(やること):
(1) 記事のうち、「これまたネットから引っ張った」から「ポンポコナーの長久命の長助」のようです。」までを全部、一字も変えずに書き出してください。
(2) この記事で、読んだと書かれている本は何ですか。

======== 記事 ========

2017年9月28日木曜日

『同時代ゲーム』(大江健三郎)読みました。


ネットの検索によると、
日本の法律で一番長い名前は、

「日本国とアメリカ合衆国との間の
 相互協力及び安全保障条約第六条
 に基づく施設及び区域並びに日本
 国における合衆国軍隊の地位に関
 する協定及び日本国における国際
 連合の軍隊の地位に関する協定の
 実施に伴う道路運送法等の特例に
 関する法律」 だそうです。

これまたネットから引っ張った
落語の「じゅげむ」で、
たぶん一度は聞いたことがあるだろう
あの長い名前は、

「寿限無 寿限無 五劫の擦り切れ
 海砂利水魚の水行末 雲来末 風来末
 食う寝る処に住む処 藪ら柑子の藪柑子
 パイポ パイポ パイポのシューリンガン
 シューリンガンのグーリンダイ
 グーリンダイのポンポコピーの
 ポンポコナーの長久命の長助」のようです。

ネットからのコピペだけで文字を埋め
手を抜こうと考えたのですが、
それだけではまだ足りなそうなので、
自前の文章を少し加えます。

======== 渡された情報 ========

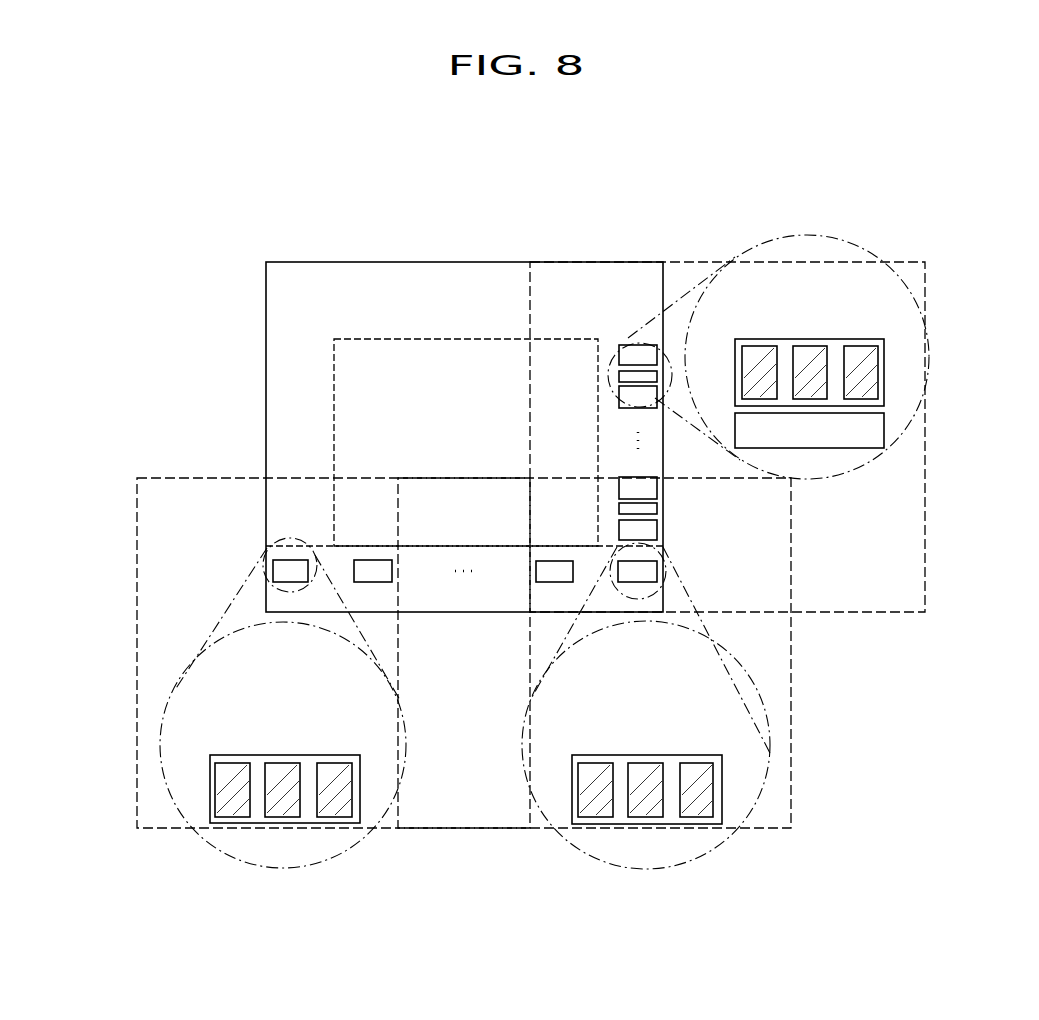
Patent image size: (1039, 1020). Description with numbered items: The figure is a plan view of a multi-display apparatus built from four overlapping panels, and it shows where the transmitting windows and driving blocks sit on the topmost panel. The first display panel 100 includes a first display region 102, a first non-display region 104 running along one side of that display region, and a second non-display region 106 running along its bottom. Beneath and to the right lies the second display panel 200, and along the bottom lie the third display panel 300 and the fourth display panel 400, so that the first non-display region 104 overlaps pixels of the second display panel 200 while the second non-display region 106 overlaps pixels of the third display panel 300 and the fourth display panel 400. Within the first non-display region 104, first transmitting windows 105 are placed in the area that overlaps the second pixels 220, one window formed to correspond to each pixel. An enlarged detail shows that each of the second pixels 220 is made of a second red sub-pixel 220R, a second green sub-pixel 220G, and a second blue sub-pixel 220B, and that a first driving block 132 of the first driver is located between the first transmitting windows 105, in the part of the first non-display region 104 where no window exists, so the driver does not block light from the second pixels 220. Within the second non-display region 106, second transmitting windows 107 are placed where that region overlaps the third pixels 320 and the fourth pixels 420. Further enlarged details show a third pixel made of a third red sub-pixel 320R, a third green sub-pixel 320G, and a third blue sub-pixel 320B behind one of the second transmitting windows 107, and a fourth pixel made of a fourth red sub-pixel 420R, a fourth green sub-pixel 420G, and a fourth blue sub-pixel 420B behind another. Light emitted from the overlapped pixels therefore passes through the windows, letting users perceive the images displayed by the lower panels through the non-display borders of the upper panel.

The first display panel 100 is at (266, 380).
The first display region 102 is at (428, 337).
The first non-display region 104 is at (617, 343).
The first transmitting windows 105 is at (884, 372).
The second non-display region 106 is at (462, 613).
The second transmitting windows 107 is at (210, 783).
The first driving blocks 132 is at (884, 428).
The second display panel 200 is at (925, 503).
The second pixels 220 is at (812, 323).
The second red sub-pixel 220R is at (759, 346).
The second green sub-pixel 220G is at (810, 346).
The second blue sub-pixel 220B is at (873, 344).
The third display panel 300 is at (136, 651).
The third pixels 320 is at (285, 736).
The third red sub-pixel 320R is at (232, 763).
The third green sub-pixel 320G is at (283, 763).
The third blue sub-pixel 320B is at (346, 756).
The fourth display panel 400 is at (793, 717).
The fourth pixels 420 is at (650, 736).
The fourth red sub-pixel 420R is at (595, 763).
The fourth green sub-pixel 420G is at (645, 763).
The fourth blue sub-pixel 420B is at (709, 756).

========

(答え):
(1)
これまたネットから引っ張った
落語の「じゅげむ」で、
たぶん一度は聞いたことがあるだろう
あの長い名前は、

「寿限無 寿限無 五劫の擦り切れ
 海砂利水魚の水行末 雲来末 風来末
 食う寝る処に住む処 藪ら柑子の藪柑子
 パイポ パイポ パイポのシューリンガン
 シューリンガンのグーリンダイ
 グーリンダイのポンポコピーの
 ポンポコナーの長久命の長助」のようです。

(2) 大江健三郎の『同時代ゲーム』です。